◆ **INPUT DATA**
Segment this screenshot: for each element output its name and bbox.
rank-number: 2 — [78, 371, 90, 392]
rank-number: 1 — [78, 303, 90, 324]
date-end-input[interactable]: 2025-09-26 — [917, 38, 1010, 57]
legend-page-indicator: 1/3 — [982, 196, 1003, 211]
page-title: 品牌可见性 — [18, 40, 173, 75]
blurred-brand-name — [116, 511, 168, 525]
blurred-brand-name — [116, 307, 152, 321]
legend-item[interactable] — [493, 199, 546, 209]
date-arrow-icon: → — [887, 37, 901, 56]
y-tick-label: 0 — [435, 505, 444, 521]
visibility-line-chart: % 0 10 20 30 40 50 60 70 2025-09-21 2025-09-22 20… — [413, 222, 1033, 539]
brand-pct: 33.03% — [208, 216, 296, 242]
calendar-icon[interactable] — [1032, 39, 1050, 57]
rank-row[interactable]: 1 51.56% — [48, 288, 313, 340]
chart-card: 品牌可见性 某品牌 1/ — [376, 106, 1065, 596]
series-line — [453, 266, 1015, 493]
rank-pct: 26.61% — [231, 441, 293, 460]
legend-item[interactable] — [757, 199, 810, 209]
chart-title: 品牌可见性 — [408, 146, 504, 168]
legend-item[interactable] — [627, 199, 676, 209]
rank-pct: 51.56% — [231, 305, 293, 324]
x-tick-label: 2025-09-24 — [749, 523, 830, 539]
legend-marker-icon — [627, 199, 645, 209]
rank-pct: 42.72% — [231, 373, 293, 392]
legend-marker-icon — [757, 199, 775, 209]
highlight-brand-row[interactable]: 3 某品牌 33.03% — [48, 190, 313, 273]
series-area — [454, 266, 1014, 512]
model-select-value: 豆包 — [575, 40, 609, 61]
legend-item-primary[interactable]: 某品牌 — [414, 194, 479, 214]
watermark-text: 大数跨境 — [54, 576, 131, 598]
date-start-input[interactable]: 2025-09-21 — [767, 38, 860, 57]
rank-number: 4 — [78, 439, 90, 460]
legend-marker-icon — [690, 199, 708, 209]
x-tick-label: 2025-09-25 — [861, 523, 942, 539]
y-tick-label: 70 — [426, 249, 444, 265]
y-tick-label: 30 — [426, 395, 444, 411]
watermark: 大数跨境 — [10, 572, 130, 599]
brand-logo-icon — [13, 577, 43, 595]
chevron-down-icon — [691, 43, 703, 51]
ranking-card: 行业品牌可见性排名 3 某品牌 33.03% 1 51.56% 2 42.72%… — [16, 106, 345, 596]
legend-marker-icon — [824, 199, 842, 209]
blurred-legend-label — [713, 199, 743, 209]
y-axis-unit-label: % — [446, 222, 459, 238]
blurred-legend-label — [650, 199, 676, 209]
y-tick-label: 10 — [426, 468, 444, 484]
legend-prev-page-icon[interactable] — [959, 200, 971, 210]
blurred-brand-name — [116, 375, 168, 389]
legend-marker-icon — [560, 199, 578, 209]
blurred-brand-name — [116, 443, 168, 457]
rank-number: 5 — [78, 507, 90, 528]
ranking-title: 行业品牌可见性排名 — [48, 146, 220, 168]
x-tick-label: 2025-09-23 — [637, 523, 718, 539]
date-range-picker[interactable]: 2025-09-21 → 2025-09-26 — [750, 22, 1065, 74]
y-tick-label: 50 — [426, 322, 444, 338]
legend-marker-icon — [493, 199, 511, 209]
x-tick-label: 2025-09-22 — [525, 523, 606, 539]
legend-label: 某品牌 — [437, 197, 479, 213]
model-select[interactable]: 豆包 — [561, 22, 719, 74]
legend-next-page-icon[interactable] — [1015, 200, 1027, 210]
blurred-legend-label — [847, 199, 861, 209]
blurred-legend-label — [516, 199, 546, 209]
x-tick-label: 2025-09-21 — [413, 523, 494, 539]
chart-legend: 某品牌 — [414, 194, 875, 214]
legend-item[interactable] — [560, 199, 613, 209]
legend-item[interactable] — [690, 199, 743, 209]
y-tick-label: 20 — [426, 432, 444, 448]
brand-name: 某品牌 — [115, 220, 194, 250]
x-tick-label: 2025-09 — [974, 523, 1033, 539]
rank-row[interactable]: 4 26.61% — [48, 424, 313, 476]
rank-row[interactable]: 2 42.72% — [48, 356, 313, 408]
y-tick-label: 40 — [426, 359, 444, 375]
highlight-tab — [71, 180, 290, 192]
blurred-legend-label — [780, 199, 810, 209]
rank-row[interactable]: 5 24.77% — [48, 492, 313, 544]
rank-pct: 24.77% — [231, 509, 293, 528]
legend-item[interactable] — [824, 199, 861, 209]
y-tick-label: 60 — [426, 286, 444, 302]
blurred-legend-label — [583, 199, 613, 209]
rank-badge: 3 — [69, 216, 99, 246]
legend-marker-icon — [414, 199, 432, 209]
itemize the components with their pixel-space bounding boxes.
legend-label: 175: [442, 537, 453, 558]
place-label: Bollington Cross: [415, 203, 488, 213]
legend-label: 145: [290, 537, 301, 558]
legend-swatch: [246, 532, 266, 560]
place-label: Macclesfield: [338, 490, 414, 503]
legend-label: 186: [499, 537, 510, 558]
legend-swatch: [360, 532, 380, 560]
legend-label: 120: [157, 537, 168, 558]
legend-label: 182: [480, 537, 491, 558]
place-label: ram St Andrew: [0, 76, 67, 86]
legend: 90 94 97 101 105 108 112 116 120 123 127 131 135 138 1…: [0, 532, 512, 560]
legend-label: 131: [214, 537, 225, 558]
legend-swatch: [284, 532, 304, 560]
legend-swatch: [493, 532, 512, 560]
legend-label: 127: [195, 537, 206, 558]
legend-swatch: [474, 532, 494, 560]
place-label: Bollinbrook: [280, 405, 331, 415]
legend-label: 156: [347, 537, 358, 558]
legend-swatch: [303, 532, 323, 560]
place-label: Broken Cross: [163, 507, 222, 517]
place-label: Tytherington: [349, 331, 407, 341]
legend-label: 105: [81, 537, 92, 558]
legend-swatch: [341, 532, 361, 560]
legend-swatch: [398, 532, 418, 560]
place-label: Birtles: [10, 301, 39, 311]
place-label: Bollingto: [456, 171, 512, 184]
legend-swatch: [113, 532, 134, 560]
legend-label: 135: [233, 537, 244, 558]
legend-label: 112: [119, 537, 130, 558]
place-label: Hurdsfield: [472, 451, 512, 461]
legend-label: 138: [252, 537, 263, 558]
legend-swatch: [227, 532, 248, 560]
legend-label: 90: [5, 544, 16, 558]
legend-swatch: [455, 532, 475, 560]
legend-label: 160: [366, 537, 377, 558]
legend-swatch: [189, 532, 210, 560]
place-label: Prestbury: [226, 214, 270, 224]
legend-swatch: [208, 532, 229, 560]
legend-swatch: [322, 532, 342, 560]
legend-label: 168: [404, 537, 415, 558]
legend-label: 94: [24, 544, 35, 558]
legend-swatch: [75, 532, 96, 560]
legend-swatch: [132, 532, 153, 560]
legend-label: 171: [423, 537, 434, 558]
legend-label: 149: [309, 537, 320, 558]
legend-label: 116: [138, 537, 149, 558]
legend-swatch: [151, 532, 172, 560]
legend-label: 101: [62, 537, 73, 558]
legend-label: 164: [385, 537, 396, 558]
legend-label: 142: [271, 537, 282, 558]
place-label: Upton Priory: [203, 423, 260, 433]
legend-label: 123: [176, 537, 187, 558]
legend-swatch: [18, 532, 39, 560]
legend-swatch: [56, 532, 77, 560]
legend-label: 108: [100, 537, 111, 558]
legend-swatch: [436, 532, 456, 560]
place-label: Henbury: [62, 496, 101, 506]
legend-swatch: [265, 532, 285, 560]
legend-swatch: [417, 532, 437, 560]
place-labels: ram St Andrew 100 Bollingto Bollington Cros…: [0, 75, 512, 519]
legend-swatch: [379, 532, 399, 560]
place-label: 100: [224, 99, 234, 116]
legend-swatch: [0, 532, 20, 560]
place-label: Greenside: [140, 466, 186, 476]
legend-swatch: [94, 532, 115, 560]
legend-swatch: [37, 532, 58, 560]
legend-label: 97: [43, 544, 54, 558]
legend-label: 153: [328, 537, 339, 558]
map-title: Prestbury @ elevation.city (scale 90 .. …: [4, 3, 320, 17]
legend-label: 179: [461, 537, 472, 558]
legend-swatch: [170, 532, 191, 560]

◆ **DIRECTIONS**
Reproduce word for word the part of the listing above that begins with its very first line and ends with the line containing "chart-title: 品牌可见性 — [408, 146, 504, 168]", including both of those lines.

◆ **THE ANSWER**
Segment this screenshot: for each element output its name and bbox.
rank-number: 2 — [78, 371, 90, 392]
rank-number: 1 — [78, 303, 90, 324]
date-end-input[interactable]: 2025-09-26 — [917, 38, 1010, 57]
legend-page-indicator: 1/3 — [982, 196, 1003, 211]
page-title: 品牌可见性 — [18, 40, 173, 75]
blurred-brand-name — [116, 511, 168, 525]
blurred-brand-name — [116, 307, 152, 321]
legend-item[interactable] — [493, 199, 546, 209]
date-arrow-icon: → — [887, 37, 901, 56]
y-tick-label: 0 — [435, 505, 444, 521]
visibility-line-chart: % 0 10 20 30 40 50 60 70 2025-09-21 2025-09-22 20… — [413, 222, 1033, 539]
brand-pct: 33.03% — [208, 216, 296, 242]
calendar-icon[interactable] — [1032, 39, 1050, 57]
rank-row[interactable]: 1 51.56% — [48, 288, 313, 340]
chart-card: 品牌可见性 某品牌 1/ — [376, 106, 1065, 596]
series-line — [453, 266, 1015, 493]
rank-pct: 26.61% — [231, 441, 293, 460]
legend-item[interactable] — [757, 199, 810, 209]
chart-title: 品牌可见性 — [408, 146, 504, 168]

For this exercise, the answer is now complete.